PROBLEM: Only the number is wanted: how many lines contain "hacer"?

ENTRIES:

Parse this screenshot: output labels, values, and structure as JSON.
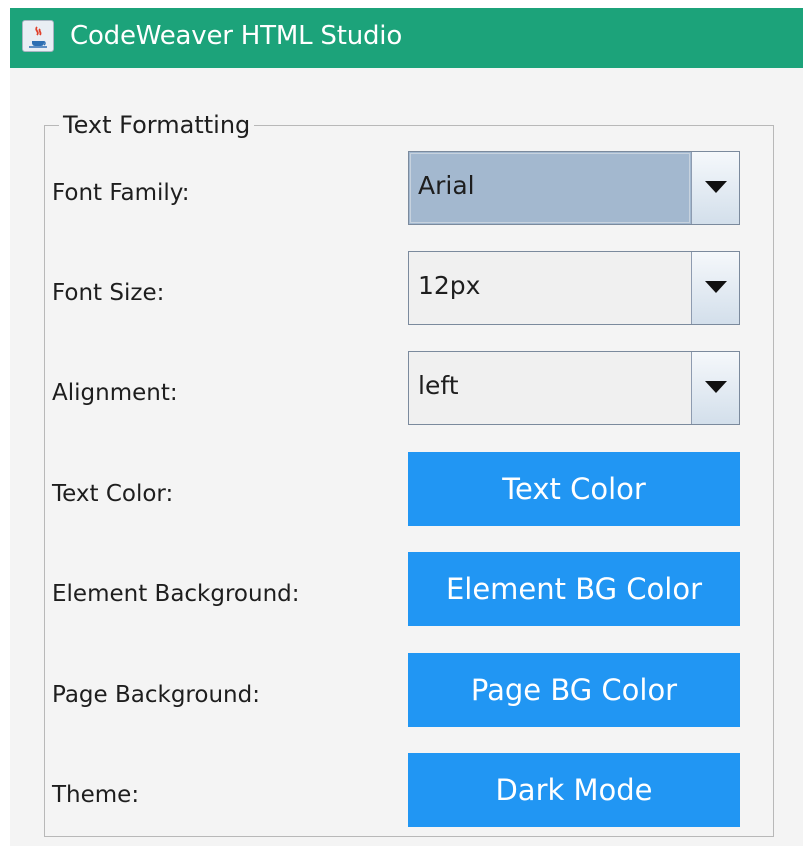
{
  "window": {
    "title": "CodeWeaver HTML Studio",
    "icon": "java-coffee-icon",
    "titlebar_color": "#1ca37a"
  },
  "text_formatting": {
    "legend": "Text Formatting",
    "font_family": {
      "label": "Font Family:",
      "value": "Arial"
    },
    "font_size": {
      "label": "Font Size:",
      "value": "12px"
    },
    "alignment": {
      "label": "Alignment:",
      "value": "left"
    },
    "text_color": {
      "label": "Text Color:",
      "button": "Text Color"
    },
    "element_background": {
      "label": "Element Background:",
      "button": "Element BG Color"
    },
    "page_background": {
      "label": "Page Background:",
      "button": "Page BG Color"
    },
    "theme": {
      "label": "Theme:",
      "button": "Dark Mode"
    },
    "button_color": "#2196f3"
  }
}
---
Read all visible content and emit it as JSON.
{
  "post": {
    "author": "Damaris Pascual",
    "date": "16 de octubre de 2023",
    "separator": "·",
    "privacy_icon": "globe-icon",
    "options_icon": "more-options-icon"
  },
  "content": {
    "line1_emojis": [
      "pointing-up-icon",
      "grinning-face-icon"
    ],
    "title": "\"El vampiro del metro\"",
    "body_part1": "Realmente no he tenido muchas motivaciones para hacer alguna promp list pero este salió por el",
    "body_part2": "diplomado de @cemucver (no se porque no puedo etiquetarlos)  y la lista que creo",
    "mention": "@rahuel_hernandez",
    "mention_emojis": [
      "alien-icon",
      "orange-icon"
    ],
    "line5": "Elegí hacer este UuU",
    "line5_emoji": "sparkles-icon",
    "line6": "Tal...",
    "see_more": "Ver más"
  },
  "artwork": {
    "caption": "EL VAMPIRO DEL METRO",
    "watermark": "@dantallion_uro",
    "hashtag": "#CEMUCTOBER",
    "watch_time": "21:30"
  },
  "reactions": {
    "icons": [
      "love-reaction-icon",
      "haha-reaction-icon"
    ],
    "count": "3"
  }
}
==
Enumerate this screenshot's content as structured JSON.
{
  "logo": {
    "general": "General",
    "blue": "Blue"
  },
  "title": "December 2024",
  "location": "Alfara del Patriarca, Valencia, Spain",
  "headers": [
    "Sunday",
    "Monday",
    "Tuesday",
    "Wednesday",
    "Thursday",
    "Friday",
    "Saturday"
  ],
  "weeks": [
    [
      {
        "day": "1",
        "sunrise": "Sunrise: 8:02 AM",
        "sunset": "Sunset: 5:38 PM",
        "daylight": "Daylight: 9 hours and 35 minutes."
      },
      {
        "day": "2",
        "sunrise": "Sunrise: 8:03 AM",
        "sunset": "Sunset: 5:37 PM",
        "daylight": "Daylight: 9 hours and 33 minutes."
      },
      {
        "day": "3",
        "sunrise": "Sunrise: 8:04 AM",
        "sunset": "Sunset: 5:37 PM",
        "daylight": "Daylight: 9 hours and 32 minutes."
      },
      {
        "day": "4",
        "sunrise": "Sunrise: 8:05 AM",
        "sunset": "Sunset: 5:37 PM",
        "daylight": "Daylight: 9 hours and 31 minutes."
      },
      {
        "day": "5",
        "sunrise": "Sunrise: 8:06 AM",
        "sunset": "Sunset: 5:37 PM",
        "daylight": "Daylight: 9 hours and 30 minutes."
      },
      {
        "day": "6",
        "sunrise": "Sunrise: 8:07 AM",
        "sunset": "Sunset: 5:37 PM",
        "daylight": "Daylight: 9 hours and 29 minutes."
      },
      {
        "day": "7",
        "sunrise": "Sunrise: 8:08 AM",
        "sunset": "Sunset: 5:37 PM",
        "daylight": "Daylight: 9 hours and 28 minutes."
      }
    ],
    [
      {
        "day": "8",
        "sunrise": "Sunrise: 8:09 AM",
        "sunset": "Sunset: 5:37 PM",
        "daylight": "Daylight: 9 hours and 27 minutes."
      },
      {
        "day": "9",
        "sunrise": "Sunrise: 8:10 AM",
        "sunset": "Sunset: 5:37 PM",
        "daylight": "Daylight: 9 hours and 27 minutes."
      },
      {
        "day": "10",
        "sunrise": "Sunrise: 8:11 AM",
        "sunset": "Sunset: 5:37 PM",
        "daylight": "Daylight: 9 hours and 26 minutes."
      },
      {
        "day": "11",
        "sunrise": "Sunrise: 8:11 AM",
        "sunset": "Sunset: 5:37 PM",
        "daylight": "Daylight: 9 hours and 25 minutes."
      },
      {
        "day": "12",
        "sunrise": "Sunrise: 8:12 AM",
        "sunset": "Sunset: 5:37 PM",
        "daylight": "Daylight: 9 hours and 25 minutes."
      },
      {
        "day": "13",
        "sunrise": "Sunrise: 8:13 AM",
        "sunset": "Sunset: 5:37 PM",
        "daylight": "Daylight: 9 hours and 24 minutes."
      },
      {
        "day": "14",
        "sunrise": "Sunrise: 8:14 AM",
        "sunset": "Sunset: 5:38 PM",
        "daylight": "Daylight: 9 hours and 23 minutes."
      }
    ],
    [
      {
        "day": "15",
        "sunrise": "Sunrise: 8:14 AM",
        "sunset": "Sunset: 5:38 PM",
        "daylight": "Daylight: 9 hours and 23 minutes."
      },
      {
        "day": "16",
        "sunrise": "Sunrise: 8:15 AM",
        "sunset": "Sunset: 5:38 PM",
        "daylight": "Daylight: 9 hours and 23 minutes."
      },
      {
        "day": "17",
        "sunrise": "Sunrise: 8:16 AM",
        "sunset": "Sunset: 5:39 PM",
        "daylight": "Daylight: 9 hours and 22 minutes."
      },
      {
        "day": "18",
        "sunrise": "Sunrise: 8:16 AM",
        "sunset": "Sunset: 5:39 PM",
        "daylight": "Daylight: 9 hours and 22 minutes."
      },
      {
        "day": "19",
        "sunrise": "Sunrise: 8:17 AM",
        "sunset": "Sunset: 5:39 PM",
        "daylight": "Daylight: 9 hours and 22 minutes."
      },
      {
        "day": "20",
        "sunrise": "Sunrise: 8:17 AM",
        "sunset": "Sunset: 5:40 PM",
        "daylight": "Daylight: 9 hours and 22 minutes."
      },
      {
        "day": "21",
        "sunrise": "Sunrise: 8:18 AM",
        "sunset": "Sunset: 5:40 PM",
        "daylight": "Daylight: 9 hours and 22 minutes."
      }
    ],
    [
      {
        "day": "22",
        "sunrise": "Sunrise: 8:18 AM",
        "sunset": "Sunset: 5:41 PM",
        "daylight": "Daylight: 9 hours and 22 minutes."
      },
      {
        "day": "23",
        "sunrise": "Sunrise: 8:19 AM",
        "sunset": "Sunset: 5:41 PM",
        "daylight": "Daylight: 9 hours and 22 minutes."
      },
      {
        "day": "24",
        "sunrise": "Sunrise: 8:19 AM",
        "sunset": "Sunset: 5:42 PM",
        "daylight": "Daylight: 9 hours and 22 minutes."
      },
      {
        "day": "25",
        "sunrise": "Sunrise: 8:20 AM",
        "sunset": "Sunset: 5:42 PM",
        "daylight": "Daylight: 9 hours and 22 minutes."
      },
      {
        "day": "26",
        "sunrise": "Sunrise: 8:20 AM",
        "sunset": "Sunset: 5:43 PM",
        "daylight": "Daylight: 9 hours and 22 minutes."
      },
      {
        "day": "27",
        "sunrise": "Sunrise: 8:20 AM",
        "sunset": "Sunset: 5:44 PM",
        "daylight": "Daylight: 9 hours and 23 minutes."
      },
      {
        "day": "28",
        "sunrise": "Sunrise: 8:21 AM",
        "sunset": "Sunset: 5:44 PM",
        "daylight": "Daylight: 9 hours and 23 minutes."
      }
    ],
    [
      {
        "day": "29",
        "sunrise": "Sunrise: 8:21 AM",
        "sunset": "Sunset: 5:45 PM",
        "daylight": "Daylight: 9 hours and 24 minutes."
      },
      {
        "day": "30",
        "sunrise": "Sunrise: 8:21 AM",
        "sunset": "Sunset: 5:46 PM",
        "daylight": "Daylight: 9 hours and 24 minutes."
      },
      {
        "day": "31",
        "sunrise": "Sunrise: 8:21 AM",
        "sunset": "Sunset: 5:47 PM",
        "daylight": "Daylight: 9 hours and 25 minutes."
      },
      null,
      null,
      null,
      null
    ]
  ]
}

ANSWER TO THE EXERCISE: 2